ROWS:
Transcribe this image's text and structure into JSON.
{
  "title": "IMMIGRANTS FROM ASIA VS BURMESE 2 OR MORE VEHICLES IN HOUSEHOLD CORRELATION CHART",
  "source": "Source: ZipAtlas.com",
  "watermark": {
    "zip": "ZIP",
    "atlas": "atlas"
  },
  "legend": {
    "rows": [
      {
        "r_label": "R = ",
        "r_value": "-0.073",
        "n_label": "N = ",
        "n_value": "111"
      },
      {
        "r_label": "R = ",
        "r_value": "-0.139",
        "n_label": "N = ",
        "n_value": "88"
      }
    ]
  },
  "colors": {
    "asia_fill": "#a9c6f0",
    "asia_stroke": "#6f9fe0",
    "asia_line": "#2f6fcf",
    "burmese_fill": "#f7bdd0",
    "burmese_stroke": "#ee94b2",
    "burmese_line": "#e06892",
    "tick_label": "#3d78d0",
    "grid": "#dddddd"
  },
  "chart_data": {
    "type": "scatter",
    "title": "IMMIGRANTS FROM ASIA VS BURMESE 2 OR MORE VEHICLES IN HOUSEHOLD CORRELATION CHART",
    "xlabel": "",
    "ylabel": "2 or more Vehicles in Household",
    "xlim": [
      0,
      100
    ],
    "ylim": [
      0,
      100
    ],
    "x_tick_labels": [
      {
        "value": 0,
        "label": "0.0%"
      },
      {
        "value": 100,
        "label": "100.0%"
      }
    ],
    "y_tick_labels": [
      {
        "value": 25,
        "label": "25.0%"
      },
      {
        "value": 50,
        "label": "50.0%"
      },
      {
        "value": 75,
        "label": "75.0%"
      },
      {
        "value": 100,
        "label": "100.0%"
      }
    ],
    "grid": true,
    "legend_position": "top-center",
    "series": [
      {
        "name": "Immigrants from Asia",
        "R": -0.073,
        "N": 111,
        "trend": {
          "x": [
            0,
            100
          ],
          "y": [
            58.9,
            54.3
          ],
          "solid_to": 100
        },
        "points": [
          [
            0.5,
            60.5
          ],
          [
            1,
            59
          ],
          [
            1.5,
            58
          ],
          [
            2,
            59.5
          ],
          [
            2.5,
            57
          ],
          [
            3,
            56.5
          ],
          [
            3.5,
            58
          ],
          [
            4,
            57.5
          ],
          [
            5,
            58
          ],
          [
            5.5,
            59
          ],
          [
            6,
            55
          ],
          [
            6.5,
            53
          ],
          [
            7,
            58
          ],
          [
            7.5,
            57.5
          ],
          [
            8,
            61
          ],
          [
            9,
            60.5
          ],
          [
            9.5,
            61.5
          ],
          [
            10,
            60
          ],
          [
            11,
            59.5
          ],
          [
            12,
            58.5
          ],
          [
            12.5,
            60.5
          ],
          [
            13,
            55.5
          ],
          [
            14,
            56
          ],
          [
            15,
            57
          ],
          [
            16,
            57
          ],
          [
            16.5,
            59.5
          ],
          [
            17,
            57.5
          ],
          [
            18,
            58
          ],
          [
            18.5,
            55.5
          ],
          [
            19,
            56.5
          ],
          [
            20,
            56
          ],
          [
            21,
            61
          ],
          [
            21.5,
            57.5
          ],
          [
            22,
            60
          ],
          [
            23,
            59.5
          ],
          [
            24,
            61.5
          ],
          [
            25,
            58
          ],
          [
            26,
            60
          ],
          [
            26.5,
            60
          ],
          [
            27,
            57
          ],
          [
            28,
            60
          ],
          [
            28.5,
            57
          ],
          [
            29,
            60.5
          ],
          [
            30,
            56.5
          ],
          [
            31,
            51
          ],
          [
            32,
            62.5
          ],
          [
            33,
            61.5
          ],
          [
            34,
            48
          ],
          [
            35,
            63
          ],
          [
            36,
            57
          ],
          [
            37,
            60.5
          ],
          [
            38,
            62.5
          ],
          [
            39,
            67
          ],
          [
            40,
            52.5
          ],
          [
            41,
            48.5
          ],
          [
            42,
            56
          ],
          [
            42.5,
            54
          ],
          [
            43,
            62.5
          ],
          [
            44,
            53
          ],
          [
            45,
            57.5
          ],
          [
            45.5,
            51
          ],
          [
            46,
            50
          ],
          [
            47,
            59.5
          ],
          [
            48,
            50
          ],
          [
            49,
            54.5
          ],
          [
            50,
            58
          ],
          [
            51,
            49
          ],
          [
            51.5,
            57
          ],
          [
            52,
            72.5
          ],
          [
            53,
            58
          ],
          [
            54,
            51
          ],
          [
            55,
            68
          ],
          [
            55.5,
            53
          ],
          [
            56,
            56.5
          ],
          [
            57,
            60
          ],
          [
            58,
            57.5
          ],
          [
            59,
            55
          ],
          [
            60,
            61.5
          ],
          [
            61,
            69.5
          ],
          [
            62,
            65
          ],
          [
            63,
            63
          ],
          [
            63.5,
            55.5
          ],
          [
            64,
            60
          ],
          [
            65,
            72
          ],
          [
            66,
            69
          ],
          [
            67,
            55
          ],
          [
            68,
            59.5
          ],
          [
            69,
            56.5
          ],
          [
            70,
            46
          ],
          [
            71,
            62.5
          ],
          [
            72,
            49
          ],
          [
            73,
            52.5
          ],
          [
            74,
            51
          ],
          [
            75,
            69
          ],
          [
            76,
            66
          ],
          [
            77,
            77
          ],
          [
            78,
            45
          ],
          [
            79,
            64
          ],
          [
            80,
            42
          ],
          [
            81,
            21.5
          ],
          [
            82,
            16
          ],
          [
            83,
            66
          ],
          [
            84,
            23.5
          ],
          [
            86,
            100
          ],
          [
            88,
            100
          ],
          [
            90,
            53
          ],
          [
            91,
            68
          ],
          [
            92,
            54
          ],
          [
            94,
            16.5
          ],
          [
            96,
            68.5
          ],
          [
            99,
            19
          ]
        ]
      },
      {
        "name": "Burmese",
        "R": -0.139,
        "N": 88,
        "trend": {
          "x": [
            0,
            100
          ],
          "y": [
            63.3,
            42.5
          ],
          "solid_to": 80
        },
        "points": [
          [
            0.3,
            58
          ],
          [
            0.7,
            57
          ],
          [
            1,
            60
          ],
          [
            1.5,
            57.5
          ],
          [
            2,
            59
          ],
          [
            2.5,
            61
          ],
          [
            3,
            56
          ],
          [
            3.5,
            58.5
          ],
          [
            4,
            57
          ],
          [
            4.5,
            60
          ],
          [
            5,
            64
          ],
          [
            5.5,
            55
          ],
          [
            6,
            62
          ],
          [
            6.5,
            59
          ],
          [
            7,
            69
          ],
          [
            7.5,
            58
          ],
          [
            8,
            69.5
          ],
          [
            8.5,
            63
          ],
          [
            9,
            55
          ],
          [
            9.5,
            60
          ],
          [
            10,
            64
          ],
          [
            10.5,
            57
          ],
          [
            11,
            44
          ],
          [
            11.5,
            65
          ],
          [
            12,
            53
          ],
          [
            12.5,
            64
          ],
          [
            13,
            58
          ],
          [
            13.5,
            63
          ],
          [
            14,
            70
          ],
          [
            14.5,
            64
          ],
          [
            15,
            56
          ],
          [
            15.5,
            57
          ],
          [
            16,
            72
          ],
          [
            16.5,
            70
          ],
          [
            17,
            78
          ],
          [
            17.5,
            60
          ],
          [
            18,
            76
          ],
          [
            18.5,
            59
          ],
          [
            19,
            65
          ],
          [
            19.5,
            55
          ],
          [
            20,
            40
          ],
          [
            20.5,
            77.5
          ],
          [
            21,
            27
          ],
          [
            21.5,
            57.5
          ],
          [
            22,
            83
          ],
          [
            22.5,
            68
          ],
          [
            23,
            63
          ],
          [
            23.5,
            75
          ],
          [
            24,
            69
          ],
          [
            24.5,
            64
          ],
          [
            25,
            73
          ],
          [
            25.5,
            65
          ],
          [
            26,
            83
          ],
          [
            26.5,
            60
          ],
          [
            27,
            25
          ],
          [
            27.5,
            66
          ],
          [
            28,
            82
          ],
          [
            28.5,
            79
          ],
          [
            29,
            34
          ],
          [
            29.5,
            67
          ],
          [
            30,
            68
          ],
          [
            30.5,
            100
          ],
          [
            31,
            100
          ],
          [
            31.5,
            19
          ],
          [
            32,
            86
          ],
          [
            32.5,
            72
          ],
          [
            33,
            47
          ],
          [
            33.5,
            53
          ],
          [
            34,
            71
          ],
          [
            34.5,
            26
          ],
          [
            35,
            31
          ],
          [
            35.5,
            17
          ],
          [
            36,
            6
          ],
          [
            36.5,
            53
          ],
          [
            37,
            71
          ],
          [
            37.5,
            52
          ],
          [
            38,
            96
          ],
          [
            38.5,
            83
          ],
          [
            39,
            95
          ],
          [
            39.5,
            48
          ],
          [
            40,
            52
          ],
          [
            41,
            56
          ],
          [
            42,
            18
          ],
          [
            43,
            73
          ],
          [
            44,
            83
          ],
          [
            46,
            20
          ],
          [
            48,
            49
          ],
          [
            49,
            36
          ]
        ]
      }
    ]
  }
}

WHAT IS BEING ASKED: Say the number of lines in the records above that include the string "CORRELATION", and no more.

OUTPUT BELOW: 2